## TASK TO COMPLETE
How many lines in the records below hold the string "Articles"? Answer with the number alone.

(Extracted records)
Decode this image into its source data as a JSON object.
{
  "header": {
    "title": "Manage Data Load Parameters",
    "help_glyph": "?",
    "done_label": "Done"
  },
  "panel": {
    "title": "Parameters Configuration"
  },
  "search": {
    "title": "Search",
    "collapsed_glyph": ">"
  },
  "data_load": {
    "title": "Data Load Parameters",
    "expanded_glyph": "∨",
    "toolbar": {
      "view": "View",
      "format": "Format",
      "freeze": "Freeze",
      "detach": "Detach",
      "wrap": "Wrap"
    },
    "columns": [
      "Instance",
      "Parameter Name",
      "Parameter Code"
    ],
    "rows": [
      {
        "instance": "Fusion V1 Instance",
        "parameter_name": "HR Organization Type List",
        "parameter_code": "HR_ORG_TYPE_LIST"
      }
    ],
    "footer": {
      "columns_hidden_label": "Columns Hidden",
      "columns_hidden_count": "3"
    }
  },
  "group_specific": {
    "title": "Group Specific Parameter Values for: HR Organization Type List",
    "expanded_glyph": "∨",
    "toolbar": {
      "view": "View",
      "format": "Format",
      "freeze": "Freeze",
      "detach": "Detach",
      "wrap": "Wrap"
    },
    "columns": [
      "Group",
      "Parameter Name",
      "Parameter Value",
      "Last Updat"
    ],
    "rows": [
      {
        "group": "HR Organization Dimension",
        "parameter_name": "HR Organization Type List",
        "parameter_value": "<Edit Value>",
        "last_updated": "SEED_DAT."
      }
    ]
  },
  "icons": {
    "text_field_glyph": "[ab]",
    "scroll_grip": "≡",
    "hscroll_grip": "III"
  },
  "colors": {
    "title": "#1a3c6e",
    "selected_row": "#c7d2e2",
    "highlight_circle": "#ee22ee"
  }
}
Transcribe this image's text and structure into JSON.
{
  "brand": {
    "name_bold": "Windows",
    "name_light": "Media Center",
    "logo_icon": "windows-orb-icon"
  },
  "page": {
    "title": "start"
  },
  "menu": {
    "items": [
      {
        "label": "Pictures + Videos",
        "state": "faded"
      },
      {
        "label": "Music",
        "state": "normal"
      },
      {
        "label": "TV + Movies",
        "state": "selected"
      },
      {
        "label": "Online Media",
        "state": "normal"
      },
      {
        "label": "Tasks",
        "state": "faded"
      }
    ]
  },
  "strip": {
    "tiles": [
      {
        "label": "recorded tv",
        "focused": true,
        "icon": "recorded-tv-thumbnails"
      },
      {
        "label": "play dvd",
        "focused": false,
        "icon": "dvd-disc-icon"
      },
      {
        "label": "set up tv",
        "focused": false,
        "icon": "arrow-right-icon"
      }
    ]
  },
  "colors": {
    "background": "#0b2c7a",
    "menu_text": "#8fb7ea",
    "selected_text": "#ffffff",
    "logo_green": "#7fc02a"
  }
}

...

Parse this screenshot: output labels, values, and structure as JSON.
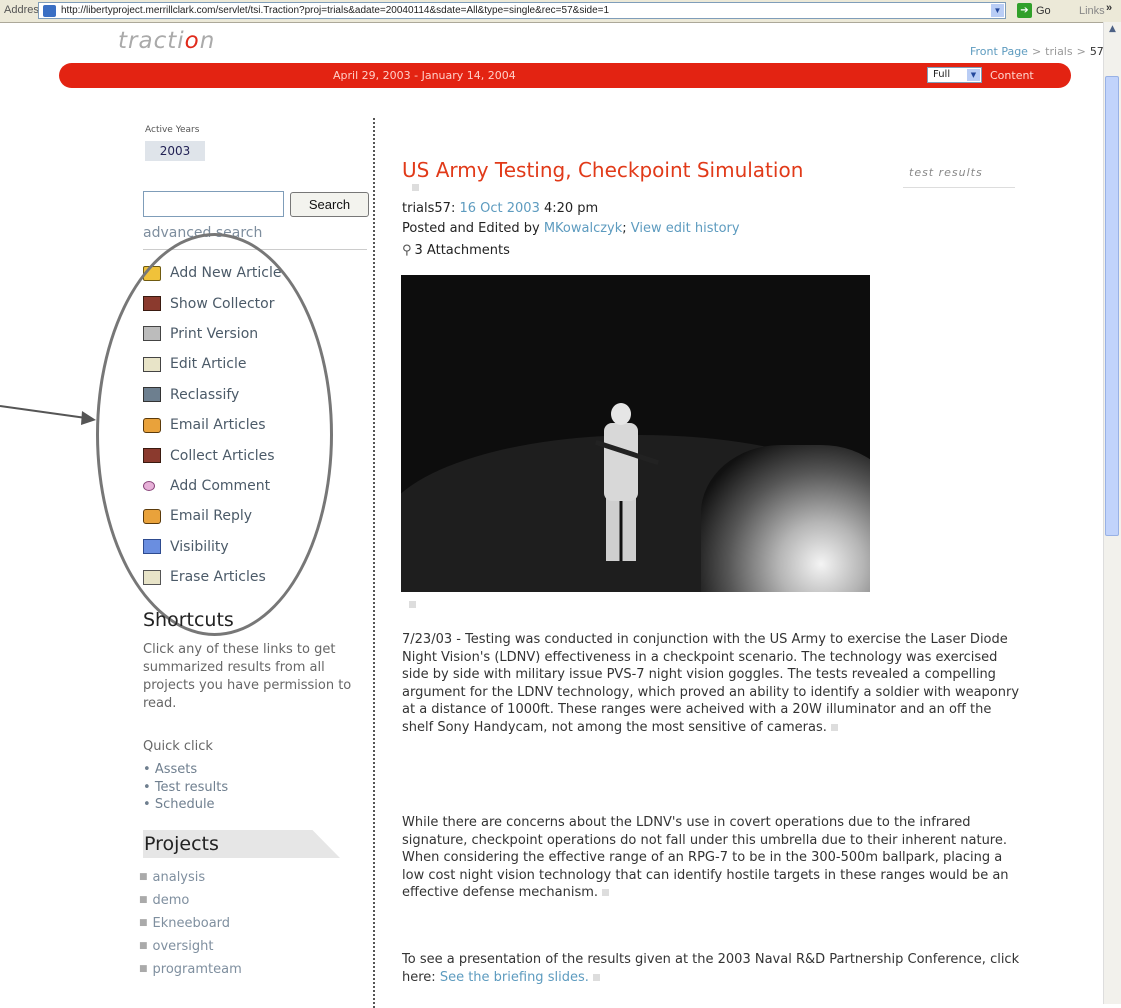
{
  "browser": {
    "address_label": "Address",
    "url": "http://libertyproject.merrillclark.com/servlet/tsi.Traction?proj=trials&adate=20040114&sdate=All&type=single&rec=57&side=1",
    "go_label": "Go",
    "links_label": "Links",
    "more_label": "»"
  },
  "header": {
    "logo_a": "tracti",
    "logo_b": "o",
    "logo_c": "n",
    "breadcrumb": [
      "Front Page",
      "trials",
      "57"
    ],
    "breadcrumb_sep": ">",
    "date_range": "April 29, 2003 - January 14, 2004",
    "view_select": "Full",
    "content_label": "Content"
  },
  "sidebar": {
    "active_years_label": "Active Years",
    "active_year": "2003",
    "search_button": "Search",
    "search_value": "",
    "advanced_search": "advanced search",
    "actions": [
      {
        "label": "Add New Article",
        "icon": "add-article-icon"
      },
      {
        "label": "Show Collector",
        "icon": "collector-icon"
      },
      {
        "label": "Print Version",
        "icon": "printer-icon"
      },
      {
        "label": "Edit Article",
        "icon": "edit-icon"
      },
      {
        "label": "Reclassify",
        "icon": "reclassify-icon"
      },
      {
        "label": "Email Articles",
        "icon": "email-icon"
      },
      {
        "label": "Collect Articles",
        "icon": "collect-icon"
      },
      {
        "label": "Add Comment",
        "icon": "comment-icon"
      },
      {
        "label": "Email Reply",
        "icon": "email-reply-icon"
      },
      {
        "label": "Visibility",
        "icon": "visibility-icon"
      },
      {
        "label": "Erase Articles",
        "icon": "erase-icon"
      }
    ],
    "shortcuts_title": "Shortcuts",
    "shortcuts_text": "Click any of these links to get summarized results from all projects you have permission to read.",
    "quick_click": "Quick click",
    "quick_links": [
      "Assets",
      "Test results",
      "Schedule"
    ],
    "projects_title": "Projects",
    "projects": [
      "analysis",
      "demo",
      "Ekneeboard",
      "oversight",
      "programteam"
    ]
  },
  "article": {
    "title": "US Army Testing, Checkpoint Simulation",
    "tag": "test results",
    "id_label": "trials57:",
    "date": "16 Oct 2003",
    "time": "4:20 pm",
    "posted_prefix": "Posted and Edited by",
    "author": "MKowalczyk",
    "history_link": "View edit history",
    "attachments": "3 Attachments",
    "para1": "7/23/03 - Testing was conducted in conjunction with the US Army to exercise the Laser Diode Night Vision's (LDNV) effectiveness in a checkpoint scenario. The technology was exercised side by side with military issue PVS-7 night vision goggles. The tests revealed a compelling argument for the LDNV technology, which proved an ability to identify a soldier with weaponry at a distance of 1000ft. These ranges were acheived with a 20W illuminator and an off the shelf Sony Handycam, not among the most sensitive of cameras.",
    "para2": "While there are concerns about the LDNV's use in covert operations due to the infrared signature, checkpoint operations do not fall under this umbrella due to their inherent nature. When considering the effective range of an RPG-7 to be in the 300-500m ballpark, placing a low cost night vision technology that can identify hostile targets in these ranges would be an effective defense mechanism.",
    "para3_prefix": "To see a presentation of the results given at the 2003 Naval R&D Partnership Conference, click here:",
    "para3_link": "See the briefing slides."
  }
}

## REPLY
3